_Directions_
Scan the records for the string "this"; copy each line where it occurs.

==== Data to process

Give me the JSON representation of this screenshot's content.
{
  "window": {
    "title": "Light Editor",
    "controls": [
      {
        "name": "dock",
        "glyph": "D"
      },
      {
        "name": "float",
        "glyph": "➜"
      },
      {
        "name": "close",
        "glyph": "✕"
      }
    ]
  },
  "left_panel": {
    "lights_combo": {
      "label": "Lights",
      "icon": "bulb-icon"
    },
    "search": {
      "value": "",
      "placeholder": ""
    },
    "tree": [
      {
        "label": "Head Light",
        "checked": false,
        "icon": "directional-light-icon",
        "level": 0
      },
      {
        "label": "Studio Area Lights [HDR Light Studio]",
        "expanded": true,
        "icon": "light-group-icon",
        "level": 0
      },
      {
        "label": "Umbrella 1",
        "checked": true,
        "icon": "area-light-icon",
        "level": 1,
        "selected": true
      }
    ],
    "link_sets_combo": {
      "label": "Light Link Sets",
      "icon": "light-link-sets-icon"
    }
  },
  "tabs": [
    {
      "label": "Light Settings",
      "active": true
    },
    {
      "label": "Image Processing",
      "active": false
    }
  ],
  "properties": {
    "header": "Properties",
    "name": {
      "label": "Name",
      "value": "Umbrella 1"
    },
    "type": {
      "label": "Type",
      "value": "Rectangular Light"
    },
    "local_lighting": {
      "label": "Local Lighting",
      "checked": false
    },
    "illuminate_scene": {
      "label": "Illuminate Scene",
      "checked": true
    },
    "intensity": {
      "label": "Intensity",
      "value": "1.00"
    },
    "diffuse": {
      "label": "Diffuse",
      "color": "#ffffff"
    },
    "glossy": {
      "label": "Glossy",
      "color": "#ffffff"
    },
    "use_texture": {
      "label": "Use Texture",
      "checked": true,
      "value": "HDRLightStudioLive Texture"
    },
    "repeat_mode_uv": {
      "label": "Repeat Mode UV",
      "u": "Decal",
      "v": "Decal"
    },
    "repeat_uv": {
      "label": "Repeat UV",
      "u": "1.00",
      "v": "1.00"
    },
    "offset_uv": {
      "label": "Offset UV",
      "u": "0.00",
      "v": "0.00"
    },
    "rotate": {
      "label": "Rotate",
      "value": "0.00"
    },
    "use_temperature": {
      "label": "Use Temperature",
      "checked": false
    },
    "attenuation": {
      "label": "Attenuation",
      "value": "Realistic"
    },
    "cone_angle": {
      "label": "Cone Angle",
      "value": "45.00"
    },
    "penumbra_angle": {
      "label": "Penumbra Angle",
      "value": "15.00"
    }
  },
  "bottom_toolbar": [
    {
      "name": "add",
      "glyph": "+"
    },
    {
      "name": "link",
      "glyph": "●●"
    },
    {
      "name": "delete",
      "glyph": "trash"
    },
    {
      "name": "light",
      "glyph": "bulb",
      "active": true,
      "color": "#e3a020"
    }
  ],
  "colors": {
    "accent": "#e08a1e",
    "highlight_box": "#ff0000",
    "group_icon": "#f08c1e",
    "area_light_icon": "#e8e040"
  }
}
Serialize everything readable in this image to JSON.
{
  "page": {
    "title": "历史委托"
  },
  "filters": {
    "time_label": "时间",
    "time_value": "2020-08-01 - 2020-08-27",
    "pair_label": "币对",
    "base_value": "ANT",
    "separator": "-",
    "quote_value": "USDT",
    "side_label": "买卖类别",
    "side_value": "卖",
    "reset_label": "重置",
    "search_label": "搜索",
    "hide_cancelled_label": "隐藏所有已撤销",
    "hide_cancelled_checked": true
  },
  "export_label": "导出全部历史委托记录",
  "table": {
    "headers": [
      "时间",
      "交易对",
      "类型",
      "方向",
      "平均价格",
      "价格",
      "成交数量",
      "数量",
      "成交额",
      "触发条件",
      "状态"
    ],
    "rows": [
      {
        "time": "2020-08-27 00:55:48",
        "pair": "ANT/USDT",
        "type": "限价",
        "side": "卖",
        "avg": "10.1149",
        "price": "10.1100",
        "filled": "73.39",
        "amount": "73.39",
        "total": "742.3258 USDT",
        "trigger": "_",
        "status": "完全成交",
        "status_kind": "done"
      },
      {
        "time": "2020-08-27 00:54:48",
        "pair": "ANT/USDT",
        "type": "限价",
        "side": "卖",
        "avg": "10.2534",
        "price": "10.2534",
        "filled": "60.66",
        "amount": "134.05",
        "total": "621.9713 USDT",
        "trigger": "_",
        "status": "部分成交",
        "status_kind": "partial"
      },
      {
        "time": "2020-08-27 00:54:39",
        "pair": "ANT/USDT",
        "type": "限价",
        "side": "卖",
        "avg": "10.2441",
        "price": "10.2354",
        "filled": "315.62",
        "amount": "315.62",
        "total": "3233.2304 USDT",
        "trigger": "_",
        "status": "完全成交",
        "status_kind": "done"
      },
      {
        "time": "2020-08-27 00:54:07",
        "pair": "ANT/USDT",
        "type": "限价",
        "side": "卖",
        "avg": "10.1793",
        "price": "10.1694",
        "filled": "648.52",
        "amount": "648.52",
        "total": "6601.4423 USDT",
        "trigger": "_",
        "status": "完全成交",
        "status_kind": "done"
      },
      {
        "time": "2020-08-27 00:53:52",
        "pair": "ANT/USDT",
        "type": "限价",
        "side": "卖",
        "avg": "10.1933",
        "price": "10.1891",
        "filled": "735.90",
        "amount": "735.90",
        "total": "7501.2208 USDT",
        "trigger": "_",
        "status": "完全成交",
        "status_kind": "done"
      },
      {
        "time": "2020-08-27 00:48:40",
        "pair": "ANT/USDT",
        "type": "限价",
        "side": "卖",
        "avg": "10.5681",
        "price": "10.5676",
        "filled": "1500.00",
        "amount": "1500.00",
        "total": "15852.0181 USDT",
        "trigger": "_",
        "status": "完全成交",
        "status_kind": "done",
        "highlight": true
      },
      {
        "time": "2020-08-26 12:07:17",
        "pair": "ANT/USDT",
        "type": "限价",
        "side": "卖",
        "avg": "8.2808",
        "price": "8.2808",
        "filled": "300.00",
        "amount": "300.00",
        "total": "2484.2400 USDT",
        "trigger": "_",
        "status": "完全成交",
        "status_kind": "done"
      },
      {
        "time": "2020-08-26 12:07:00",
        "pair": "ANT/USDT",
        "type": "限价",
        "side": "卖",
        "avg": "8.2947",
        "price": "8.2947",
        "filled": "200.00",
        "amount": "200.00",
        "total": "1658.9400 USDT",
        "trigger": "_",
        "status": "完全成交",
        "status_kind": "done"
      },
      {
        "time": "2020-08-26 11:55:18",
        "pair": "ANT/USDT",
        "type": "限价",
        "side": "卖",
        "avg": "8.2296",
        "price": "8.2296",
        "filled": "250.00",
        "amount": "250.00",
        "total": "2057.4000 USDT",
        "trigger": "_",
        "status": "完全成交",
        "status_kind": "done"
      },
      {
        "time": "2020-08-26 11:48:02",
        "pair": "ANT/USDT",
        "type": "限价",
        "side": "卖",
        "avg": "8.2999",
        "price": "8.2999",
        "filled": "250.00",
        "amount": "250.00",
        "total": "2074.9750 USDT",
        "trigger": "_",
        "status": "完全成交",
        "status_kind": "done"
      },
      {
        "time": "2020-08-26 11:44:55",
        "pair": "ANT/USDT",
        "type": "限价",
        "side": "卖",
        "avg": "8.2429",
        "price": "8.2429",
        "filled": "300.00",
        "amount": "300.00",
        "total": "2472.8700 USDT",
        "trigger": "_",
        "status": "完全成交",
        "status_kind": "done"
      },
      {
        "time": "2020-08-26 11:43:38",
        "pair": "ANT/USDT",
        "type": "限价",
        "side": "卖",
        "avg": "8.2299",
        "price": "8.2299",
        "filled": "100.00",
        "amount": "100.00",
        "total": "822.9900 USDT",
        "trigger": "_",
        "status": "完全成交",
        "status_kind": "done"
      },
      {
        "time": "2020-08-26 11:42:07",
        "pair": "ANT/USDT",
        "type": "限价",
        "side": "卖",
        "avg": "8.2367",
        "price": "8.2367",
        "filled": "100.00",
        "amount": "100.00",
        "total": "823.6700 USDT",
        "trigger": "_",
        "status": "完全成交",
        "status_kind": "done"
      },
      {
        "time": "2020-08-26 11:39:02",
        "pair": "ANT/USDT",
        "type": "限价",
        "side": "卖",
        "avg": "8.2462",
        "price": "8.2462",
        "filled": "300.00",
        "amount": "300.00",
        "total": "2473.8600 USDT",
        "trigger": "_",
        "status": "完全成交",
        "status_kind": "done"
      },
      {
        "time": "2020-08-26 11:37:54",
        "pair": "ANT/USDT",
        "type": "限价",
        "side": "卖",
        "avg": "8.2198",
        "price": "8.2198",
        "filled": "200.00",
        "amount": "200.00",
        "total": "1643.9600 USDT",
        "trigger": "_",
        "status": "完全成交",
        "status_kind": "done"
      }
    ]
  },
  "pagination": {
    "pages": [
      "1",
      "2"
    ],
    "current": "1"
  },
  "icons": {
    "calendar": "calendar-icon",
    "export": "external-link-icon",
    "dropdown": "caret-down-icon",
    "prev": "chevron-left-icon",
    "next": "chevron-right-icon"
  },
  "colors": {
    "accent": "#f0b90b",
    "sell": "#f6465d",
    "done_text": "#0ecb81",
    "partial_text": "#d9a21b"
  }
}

========

_Full output_
Give me the JSON representation of this screenshot's content.
Serialize everything readable in this image to JSON.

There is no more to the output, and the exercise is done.